## Your objective
Tell how many lines contain the word "this". Reply with the number only.

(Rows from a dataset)
----------

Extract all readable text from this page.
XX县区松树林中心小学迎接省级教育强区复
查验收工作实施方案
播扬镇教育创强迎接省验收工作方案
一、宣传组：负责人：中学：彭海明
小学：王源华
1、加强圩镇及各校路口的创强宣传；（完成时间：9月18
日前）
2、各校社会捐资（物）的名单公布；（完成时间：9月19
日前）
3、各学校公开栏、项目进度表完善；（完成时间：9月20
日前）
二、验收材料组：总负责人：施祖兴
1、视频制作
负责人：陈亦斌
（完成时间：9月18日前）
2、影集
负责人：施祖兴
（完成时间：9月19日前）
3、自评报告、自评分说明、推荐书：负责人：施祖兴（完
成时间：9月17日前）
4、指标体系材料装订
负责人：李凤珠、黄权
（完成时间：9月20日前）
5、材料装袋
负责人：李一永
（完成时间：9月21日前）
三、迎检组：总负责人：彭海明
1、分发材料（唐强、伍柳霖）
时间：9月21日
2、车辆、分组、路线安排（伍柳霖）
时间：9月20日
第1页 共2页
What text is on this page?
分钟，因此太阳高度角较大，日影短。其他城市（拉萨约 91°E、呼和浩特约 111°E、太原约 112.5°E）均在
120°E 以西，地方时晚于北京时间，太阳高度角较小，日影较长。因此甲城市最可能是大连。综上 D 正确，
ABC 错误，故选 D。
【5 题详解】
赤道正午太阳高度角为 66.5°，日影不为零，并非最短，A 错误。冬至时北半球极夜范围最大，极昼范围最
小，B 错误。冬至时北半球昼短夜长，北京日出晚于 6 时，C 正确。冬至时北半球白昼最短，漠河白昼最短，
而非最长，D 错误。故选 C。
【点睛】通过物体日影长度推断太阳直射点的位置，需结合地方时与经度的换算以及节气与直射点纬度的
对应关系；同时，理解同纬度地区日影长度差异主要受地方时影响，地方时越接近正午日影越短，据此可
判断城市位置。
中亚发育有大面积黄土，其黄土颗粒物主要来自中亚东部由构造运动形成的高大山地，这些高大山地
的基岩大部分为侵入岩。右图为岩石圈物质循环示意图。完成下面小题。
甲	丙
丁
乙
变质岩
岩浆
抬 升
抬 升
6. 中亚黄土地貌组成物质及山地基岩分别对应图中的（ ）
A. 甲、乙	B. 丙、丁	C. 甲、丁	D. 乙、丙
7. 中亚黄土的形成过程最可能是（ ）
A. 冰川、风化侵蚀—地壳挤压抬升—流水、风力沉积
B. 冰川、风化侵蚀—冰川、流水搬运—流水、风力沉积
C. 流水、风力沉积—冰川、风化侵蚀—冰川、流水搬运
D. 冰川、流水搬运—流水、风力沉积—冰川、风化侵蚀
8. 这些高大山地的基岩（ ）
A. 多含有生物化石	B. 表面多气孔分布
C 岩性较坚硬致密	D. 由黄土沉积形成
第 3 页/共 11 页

----------

## Full output
2